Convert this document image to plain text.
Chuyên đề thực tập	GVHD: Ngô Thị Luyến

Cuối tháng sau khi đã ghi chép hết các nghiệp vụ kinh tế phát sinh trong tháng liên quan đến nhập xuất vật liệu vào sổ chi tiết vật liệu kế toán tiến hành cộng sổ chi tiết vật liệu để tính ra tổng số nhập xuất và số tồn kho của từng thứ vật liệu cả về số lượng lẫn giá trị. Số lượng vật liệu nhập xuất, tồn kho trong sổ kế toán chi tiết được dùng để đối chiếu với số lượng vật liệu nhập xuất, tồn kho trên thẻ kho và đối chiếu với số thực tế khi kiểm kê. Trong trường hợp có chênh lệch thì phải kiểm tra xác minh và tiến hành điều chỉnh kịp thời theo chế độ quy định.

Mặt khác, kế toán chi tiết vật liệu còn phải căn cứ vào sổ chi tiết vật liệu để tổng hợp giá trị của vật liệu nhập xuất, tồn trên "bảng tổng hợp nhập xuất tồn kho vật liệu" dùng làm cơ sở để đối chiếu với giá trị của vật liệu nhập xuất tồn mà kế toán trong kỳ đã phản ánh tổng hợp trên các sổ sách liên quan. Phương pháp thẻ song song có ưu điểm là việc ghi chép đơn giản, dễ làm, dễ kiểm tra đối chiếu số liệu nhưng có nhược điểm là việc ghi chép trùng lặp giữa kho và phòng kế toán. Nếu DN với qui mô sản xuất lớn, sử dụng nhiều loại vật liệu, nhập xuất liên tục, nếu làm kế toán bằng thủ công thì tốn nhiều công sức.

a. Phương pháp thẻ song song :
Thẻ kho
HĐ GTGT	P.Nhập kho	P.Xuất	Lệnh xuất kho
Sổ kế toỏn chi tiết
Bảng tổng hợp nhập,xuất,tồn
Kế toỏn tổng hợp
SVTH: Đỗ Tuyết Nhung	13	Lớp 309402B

INSTRUCTIONS TO FOLLOW ->
Return the lines of the records that include the string "chép".

ANSWER TO THIS EXERCISE ->
Cuối tháng sau khi đã ghi chép hết các nghiệp vụ kinh tế phát sinh trong tháng liên quan đến nhập xuất vật liệu vào sổ chi tiết vật liệu kế toán tiến hành cộng sổ chi tiết vật liệu để tính ra tổng số nhập xuất và số tồn kho của từng thứ vật liệu cả về số lượng lẫn giá trị. Số lượng vật liệu nhập xuất, tồn kho trong sổ kế toán chi tiết được dùng để đối chiếu với số lượng vật liệu nhập xuất, tồn kho trên thẻ kho và đối chiếu với số thực tế khi kiểm kê. Trong trường hợp có chênh lệch thì phải kiểm tra xác minh và tiến hành điều chỉnh kịp thời theo chế độ quy định.
Mặt khác, kế toán chi tiết vật liệu còn phải căn cứ vào sổ chi tiết vật liệu để tổng hợp giá trị của vật liệu nhập xuất, tồn trên "bảng tổng hợp nhập xuất tồn kho vật liệu" dùng làm cơ sở để đối chiếu với giá trị của vật liệu nhập xuất tồn mà kế toán trong kỳ đã phản ánh tổng hợp trên các sổ sách liên quan. Phương pháp thẻ song song có ưu điểm là việc ghi chép đơn giản, dễ làm, dễ kiểm tra đối chiếu số liệu nhưng có nhược điểm là việc ghi chép trùng lặp giữa kho và phòng kế toán. Nếu DN với qui mô sản xuất lớn, sử dụng nhiều loại vật liệu, nhập xuất liên tục, nếu làm kế toán bằng thủ công thì tốn nhiều công sức.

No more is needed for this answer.